Task statement →
Locate all lines with the word "Percentage". Copy them.

***

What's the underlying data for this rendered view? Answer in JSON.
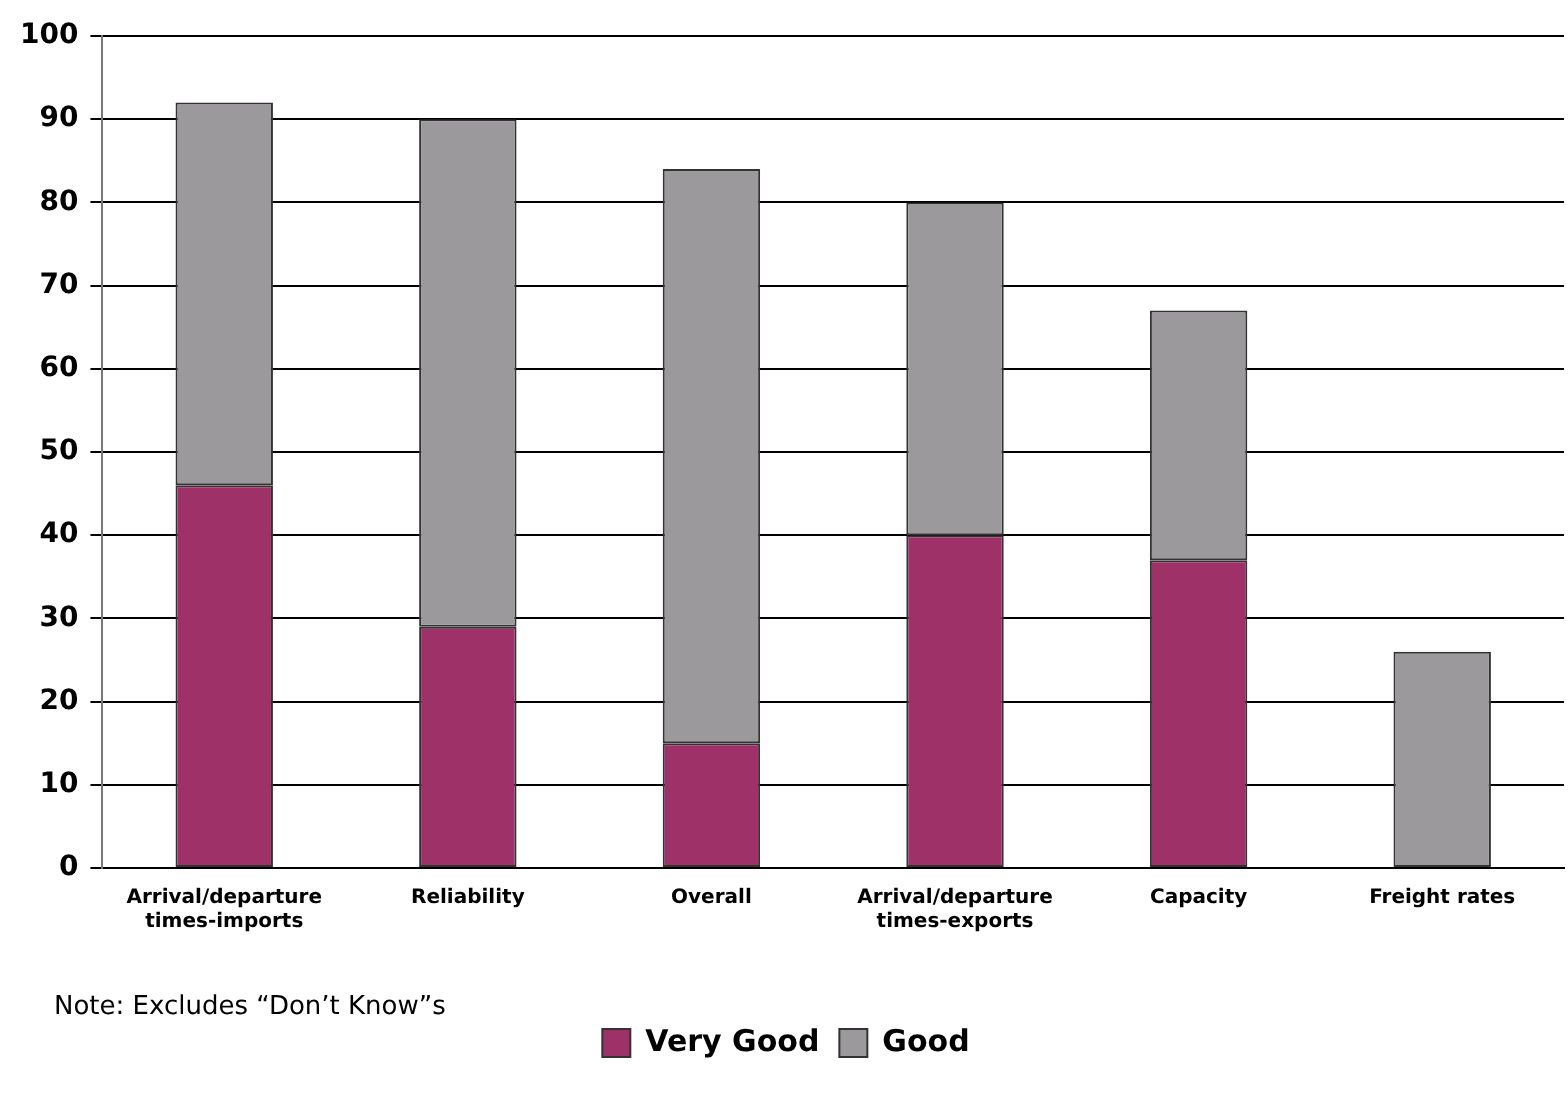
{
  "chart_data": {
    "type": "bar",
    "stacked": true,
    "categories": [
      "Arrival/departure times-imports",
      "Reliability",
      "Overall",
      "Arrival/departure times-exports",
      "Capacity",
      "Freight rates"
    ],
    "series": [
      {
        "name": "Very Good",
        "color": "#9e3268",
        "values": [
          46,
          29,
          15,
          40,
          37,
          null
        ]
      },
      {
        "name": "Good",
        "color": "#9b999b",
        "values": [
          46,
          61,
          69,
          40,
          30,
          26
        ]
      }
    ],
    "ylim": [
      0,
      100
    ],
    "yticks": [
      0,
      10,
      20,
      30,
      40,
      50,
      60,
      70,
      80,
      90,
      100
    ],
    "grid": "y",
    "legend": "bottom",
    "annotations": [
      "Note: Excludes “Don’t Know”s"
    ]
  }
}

***

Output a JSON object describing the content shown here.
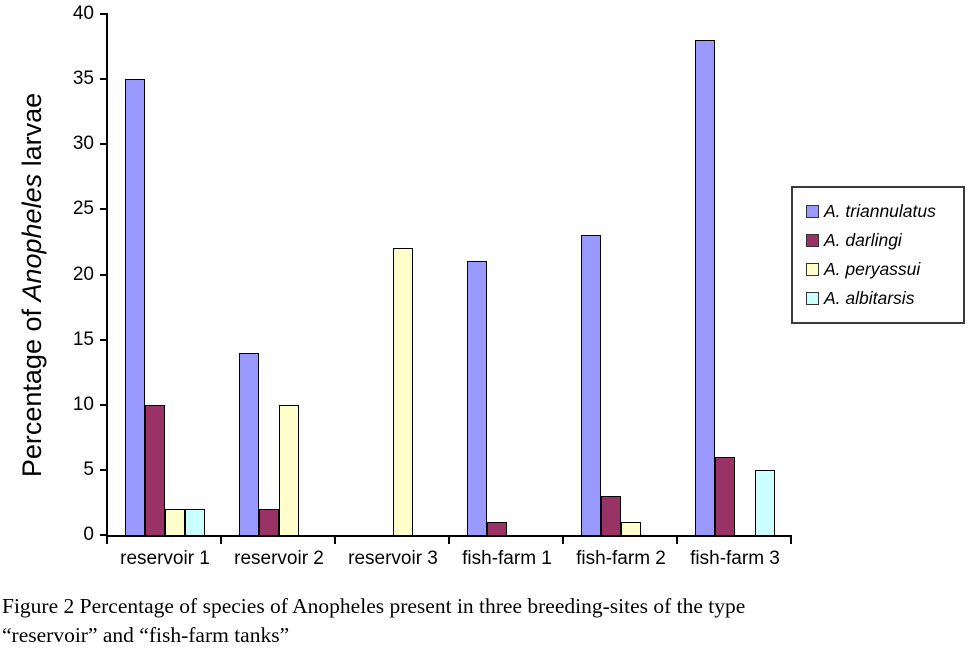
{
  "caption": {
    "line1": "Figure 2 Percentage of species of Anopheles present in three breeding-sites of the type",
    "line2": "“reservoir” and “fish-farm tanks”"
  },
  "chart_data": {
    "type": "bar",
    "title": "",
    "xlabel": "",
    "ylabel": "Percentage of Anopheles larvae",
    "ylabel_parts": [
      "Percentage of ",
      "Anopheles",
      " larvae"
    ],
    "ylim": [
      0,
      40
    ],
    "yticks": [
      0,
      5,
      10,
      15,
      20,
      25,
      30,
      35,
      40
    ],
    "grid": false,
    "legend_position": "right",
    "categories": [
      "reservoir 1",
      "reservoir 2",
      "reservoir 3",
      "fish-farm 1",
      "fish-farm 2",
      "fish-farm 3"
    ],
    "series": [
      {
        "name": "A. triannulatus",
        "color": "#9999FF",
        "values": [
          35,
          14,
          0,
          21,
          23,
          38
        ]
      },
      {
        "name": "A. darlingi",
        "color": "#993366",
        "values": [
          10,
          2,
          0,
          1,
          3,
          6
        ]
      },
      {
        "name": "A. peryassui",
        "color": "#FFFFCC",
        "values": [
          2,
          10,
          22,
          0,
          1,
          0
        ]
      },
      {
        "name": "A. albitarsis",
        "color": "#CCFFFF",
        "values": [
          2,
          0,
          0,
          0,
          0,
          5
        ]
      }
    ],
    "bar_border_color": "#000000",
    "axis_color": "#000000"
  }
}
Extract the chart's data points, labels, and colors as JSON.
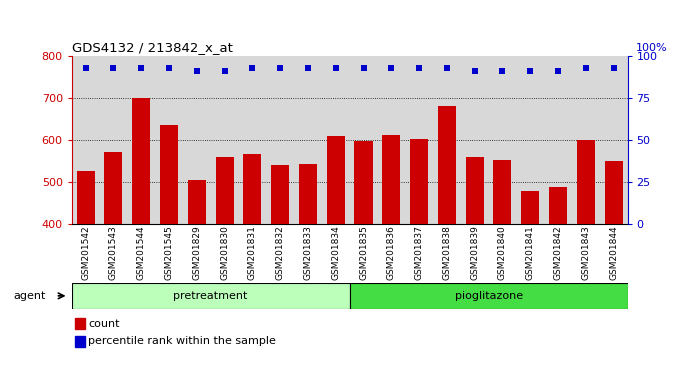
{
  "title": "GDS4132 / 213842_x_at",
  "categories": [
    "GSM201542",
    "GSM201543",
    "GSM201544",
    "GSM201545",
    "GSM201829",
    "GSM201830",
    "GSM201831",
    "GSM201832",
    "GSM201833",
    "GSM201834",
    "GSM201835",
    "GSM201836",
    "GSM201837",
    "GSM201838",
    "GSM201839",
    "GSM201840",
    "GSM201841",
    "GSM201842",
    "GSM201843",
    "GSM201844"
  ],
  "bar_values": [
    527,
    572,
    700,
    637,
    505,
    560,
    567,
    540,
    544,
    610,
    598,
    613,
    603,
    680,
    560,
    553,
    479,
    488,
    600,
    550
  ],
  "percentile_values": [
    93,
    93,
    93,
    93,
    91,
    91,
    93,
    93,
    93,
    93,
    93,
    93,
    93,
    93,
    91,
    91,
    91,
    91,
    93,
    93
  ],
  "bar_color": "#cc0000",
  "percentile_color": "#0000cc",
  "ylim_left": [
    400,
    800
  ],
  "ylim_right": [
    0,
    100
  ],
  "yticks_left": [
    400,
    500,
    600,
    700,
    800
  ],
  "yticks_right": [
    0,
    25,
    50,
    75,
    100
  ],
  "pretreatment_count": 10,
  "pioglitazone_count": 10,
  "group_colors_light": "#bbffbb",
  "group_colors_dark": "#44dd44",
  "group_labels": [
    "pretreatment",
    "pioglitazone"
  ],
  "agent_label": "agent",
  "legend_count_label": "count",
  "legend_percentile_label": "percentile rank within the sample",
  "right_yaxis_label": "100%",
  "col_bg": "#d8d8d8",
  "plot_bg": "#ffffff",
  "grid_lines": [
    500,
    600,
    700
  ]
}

***

Output for this exercise →
    "line1": "Figure 2 Percentage of species of Anopheles present in three breeding-sites of the type",
    "ylabel": "Percentage of Anopheles larvae",
      "Percentage of ",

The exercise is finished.